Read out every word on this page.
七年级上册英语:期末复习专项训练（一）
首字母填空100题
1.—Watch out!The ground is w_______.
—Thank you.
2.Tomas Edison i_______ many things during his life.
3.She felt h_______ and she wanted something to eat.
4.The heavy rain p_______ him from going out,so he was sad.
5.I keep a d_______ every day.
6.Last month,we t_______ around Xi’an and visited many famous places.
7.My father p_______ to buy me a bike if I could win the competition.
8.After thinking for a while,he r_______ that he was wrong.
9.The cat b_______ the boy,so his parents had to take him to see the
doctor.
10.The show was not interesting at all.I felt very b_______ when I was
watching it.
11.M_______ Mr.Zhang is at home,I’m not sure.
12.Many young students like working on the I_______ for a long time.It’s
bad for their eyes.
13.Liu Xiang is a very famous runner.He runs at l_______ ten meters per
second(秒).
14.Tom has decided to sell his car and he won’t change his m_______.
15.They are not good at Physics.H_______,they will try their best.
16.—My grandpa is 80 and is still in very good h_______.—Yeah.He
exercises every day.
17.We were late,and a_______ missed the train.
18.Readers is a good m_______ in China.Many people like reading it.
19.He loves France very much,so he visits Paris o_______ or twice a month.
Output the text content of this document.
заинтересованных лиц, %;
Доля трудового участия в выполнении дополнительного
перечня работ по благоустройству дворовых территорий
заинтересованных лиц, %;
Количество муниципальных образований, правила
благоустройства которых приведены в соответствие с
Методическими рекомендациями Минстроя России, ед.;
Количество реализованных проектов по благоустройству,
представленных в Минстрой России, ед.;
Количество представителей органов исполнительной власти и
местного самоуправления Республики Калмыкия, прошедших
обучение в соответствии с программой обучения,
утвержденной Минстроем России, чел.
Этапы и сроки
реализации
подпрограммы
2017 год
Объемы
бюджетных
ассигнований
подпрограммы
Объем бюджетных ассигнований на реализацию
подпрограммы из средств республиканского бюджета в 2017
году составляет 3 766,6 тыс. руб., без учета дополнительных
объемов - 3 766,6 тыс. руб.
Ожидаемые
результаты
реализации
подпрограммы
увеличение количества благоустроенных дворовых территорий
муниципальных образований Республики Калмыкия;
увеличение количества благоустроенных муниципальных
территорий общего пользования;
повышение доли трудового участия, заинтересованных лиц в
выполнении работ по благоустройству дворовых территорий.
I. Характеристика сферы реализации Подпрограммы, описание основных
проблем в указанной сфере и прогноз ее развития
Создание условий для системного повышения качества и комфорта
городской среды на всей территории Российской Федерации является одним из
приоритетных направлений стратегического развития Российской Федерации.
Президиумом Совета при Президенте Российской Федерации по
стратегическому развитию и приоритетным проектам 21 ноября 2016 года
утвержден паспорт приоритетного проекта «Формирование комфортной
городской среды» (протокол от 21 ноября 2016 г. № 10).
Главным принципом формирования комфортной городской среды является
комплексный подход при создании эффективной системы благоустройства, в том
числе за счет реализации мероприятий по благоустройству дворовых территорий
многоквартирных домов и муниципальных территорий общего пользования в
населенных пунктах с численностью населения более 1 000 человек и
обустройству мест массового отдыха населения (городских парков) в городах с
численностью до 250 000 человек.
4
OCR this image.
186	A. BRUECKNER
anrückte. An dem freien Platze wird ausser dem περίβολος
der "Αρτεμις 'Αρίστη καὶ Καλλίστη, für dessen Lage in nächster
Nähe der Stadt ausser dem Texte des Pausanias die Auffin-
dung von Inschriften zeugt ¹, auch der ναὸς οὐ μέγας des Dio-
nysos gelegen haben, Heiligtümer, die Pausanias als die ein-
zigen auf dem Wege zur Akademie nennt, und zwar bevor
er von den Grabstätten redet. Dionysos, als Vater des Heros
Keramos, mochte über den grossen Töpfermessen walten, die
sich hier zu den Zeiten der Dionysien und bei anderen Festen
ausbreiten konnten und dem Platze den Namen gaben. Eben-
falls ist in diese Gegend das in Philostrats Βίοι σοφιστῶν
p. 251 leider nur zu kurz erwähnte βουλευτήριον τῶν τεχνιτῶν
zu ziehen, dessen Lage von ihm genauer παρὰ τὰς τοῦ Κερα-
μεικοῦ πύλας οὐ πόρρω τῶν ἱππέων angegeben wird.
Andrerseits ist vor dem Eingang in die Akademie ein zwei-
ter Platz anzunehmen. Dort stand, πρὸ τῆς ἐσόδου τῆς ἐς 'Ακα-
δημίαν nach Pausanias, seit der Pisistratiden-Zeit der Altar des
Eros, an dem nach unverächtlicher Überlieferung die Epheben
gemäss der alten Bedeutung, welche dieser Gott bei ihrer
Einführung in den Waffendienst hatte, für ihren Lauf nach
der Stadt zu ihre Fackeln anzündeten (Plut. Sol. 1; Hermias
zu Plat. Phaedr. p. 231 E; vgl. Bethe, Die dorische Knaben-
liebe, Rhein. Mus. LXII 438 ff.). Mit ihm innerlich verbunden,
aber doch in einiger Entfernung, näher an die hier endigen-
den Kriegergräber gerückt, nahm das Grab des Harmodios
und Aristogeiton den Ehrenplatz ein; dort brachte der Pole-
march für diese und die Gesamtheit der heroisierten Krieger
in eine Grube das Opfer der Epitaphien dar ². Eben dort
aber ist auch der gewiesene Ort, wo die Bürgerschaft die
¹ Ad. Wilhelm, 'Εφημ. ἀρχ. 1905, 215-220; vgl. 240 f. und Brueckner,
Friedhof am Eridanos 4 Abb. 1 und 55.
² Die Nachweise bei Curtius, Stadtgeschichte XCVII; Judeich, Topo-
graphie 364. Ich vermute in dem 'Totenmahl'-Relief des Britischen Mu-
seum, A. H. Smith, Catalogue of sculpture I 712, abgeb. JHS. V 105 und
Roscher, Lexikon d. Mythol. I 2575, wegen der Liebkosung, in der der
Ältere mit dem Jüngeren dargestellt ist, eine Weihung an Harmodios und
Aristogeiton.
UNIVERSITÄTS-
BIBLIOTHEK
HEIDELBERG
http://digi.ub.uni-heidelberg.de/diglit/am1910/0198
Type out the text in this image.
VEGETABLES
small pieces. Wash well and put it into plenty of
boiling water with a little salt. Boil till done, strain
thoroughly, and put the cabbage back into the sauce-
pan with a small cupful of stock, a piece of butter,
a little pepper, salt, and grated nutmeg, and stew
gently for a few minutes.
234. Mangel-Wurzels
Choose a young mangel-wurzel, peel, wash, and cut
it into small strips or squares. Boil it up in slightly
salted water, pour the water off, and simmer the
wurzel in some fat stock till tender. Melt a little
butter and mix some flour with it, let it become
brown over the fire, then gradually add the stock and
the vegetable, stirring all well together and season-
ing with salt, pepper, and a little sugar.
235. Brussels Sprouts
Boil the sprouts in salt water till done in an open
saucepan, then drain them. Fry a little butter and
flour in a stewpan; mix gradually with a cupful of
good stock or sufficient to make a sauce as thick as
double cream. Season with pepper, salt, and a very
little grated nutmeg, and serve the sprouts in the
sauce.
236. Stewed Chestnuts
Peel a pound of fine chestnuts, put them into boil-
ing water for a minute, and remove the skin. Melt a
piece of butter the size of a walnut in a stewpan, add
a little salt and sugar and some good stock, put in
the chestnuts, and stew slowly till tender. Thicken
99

□ □ □ □ □

_Exercise objective:_
Return the material in full, exactly as shown.

_Answer for the task:_
Read out every word on this page.
七年级上册英语:期末复习专项训练（一）
首字母填空100题
1.—Watch out!The ground is w_______.
—Thank you.
2.Tomas Edison i_______ many things during his life.
3.She felt h_______ and she wanted something to eat.
4.The heavy rain p_______ him from going out,so he was sad.
5.I keep a d_______ every day.
6.Last month,we t_______ around Xi’an and visited many famous places.
7.My father p_______ to buy me a bike if I could win the competition.
8.After thinking for a while,he r_______ that he was wrong.
9.The cat b_______ the boy,so his parents had to take him to see the
doctor.
10.The show was not interesting at all.I felt very b_______ when I was
watching it.
11.M_______ Mr.Zhang is at home,I’m not sure.
12.Many young students like working on the I_______ for a long time.It’s
bad for their eyes.
13.Liu Xiang is a very famous runner.He runs at l_______ ten meters per
second(秒).
14.Tom has decided to sell his car and he won’t change his m_______.
15.They are not good at Physics.H_______,they will try their best.
16.—My grandpa is 80 and is still in very good h_______.—Yeah.He
exercises every day.
17.We were late,and a_______ missed the train.
18.Readers is a good m_______ in China.Many people like reading it.
19.He loves France very much,so he visits Paris o_______ or twice a month.
Output the text content of this document.
заинтересованных лиц, %;
Доля трудового участия в выполнении дополнительного
перечня работ по благоустройству дворовых территорий
заинтересованных лиц, %;
Количество муниципальных образований, правила
благоустройства которых приведены в соответствие с
Методическими рекомендациями Минстроя России, ед.;
Количество реализованных проектов по благоустройству,
представленных в Минстрой России, ед.;
Количество представителей органов исполнительной власти и
местного самоуправления Республики Калмыкия, прошедших
обучение в соответствии с программой обучения,
утвержденной Минстроем России, чел.
Этапы и сроки
реализации
подпрограммы
2017 год
Объемы
бюджетных
ассигнований
подпрограммы
Объем бюджетных ассигнований на реализацию
подпрограммы из средств республиканского бюджета в 2017
году составляет 3 766,6 тыс. руб., без учета дополнительных
объемов - 3 766,6 тыс. руб.
Ожидаемые
результаты
реализации
подпрограммы
увеличение количества благоустроенных дворовых территорий
муниципальных образований Республики Калмыкия;
увеличение количества благоустроенных муниципальных
территорий общего пользования;
повышение доли трудового участия, заинтересованных лиц в
выполнении работ по благоустройству дворовых территорий.
I. Характеристика сферы реализации Подпрограммы, описание основных
проблем в указанной сфере и прогноз ее развития
Создание условий для системного повышения качества и комфорта
городской среды на всей территории Российской Федерации является одним из
приоритетных направлений стратегического развития Российской Федерации.
Президиумом Совета при Президенте Российской Федерации по
стратегическому развитию и приоритетным проектам 21 ноября 2016 года
утвержден паспорт приоритетного проекта «Формирование комфортной
городской среды» (протокол от 21 ноября 2016 г. № 10).
Главным принципом формирования комфортной городской среды является
комплексный подход при создании эффективной системы благоустройства, в том
числе за счет реализации мероприятий по благоустройству дворовых территорий
многоквартирных домов и муниципальных территорий общего пользования в
населенных пунктах с численностью населения более 1 000 человек и
обустройству мест массового отдыха населения (городских парков) в городах с
численностью до 250 000 человек.
4
OCR this image.
186	A. BRUECKNER
anrückte. An dem freien Platze wird ausser dem περίβολος
der "Αρτεμις 'Αρίστη καὶ Καλλίστη, für dessen Lage in nächster
Nähe der Stadt ausser dem Texte des Pausanias die Auffin-
dung von Inschriften zeugt ¹, auch der ναὸς οὐ μέγας des Dio-
nysos gelegen haben, Heiligtümer, die Pausanias als die ein-
zigen auf dem Wege zur Akademie nennt, und zwar bevor
er von den Grabstätten redet. Dionysos, als Vater des Heros
Keramos, mochte über den grossen Töpfermessen walten, die
sich hier zu den Zeiten der Dionysien und bei anderen Festen
ausbreiten konnten und dem Platze den Namen gaben. Eben-
falls ist in diese Gegend das in Philostrats Βίοι σοφιστῶν
p. 251 leider nur zu kurz erwähnte βουλευτήριον τῶν τεχνιτῶν
zu ziehen, dessen Lage von ihm genauer παρὰ τὰς τοῦ Κερα-
μεικοῦ πύλας οὐ πόρρω τῶν ἱππέων angegeben wird.
Andrerseits ist vor dem Eingang in die Akademie ein zwei-
ter Platz anzunehmen. Dort stand, πρὸ τῆς ἐσόδου τῆς ἐς 'Ακα-
δημίαν nach Pausanias, seit der Pisistratiden-Zeit der Altar des
Eros, an dem nach unverächtlicher Überlieferung die Epheben
gemäss der alten Bedeutung, welche dieser Gott bei ihrer
Einführung in den Waffendienst hatte, für ihren Lauf nach
der Stadt zu ihre Fackeln anzündeten (Plut. Sol. 1; Hermias
zu Plat. Phaedr. p. 231 E; vgl. Bethe, Die dorische Knaben-
liebe, Rhein. Mus. LXII 438 ff.). Mit ihm innerlich verbunden,
aber doch in einiger Entfernung, näher an die hier endigen-
den Kriegergräber gerückt, nahm das Grab des Harmodios
und Aristogeiton den Ehrenplatz ein; dort brachte der Pole-
march für diese und die Gesamtheit der heroisierten Krieger
in eine Grube das Opfer der Epitaphien dar ². Eben dort
aber ist auch der gewiesene Ort, wo die Bürgerschaft die
¹ Ad. Wilhelm, 'Εφημ. ἀρχ. 1905, 215-220; vgl. 240 f. und Brueckner,
Friedhof am Eridanos 4 Abb. 1 und 55.
² Die Nachweise bei Curtius, Stadtgeschichte XCVII; Judeich, Topo-
graphie 364. Ich vermute in dem 'Totenmahl'-Relief des Britischen Mu-
seum, A. H. Smith, Catalogue of sculpture I 712, abgeb. JHS. V 105 und
Roscher, Lexikon d. Mythol. I 2575, wegen der Liebkosung, in der der
Ältere mit dem Jüngeren dargestellt ist, eine Weihung an Harmodios und
Aristogeiton.
UNIVERSITÄTS-
BIBLIOTHEK
HEIDELBERG
http://digi.ub.uni-heidelberg.de/diglit/am1910/0198
Type out the text in this image.
VEGETABLES
small pieces. Wash well and put it into plenty of
boiling water with a little salt. Boil till done, strain
thoroughly, and put the cabbage back into the sauce-
pan with a small cupful of stock, a piece of butter,
a little pepper, salt, and grated nutmeg, and stew
gently for a few minutes.
234. Mangel-Wurzels
Choose a young mangel-wurzel, peel, wash, and cut
it into small strips or squares. Boil it up in slightly
salted water, pour the water off, and simmer the
wurzel in some fat stock till tender. Melt a little
butter and mix some flour with it, let it become
brown over the fire, then gradually add the stock and
the vegetable, stirring all well together and season-
ing with salt, pepper, and a little sugar.
235. Brussels Sprouts
Boil the sprouts in salt water till done in an open
saucepan, then drain them. Fry a little butter and
flour in a stewpan; mix gradually with a cupful of
good stock or sufficient to make a sauce as thick as
double cream. Season with pepper, salt, and a very
little grated nutmeg, and serve the sprouts in the
sauce.
236. Stewed Chestnuts
Peel a pound of fine chestnuts, put them into boil-
ing water for a minute, and remove the skin. Melt a
piece of butter the size of a walnut in a stewpan, add
a little salt and sugar and some good stock, put in
the chestnuts, and stew slowly till tender. Thicken
99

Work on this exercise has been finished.